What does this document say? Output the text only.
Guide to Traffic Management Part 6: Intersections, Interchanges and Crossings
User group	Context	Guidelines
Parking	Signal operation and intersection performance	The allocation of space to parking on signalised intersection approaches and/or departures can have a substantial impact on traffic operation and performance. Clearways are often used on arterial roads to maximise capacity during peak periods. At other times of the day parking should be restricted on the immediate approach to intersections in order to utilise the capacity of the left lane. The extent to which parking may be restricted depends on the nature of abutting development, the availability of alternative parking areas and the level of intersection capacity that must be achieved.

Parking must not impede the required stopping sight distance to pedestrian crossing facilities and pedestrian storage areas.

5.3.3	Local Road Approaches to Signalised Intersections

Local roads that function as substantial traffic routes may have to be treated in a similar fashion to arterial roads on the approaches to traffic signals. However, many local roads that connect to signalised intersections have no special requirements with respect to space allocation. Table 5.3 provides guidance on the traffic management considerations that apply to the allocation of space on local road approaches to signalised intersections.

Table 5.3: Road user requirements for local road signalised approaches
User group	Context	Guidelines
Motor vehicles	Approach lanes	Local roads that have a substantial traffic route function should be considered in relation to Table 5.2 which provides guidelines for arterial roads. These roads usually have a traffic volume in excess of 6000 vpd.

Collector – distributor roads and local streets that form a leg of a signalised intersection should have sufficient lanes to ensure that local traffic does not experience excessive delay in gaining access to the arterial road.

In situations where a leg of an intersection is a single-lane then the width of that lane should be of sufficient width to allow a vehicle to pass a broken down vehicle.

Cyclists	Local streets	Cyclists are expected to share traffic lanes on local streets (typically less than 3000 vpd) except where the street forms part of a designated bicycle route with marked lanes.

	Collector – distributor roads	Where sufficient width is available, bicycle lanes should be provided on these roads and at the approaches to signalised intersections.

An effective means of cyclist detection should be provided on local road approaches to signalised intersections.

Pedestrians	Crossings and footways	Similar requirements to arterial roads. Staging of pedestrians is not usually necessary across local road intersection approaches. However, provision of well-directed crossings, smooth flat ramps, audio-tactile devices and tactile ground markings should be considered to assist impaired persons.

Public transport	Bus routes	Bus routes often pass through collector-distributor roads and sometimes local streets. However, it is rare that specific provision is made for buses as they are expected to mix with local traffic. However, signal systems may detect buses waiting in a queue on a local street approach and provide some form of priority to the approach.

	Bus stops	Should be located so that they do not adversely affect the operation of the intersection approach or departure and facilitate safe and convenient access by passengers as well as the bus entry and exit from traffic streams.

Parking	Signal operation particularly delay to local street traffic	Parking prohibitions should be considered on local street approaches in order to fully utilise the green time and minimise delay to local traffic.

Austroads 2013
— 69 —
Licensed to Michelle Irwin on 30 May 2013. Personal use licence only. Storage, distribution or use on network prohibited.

THE REQUEST: Reproduce the data, keeping every line exactly the same.

ANSWER FOR THIS EXERCISE:
What does this document say? Output the text only.
Guide to Traffic Management Part 6: Intersections, Interchanges and Crossings
User group	Context	Guidelines
Parking	Signal operation and intersection performance	The allocation of space to parking on signalised intersection approaches and/or departures can have a substantial impact on traffic operation and performance. Clearways are often used on arterial roads to maximise capacity during peak periods. At other times of the day parking should be restricted on the immediate approach to intersections in order to utilise the capacity of the left lane. The extent to which parking may be restricted depends on the nature of abutting development, the availability of alternative parking areas and the level of intersection capacity that must be achieved.

Parking must not impede the required stopping sight distance to pedestrian crossing facilities and pedestrian storage areas.

5.3.3	Local Road Approaches to Signalised Intersections

Local roads that function as substantial traffic routes may have to be treated in a similar fashion to arterial roads on the approaches to traffic signals. However, many local roads that connect to signalised intersections have no special requirements with respect to space allocation. Table 5.3 provides guidance on the traffic management considerations that apply to the allocation of space on local road approaches to signalised intersections.

Table 5.3: Road user requirements for local road signalised approaches
User group	Context	Guidelines
Motor vehicles	Approach lanes	Local roads that have a substantial traffic route function should be considered in relation to Table 5.2 which provides guidelines for arterial roads. These roads usually have a traffic volume in excess of 6000 vpd.

Collector – distributor roads and local streets that form a leg of a signalised intersection should have sufficient lanes to ensure that local traffic does not experience excessive delay in gaining access to the arterial road.

In situations where a leg of an intersection is a single-lane then the width of that lane should be of sufficient width to allow a vehicle to pass a broken down vehicle.

Cyclists	Local streets	Cyclists are expected to share traffic lanes on local streets (typically less than 3000 vpd) except where the street forms part of a designated bicycle route with marked lanes.

	Collector – distributor roads	Where sufficient width is available, bicycle lanes should be provided on these roads and at the approaches to signalised intersections.

An effective means of cyclist detection should be provided on local road approaches to signalised intersections.

Pedestrians	Crossings and footways	Similar requirements to arterial roads. Staging of pedestrians is not usually necessary across local road intersection approaches. However, provision of well-directed crossings, smooth flat ramps, audio-tactile devices and tactile ground markings should be considered to assist impaired persons.

Public transport	Bus routes	Bus routes often pass through collector-distributor roads and sometimes local streets. However, it is rare that specific provision is made for buses as they are expected to mix with local traffic. However, signal systems may detect buses waiting in a queue on a local street approach and provide some form of priority to the approach.

	Bus stops	Should be located so that they do not adversely affect the operation of the intersection approach or departure and facilitate safe and convenient access by passengers as well as the bus entry and exit from traffic streams.

Parking	Signal operation particularly delay to local street traffic	Parking prohibitions should be considered on local street approaches in order to fully utilise the green time and minimise delay to local traffic.

Austroads 2013
— 69 —
Licensed to Michelle Irwin on 30 May 2013. Personal use licence only. Storage, distribution or use on network prohibited.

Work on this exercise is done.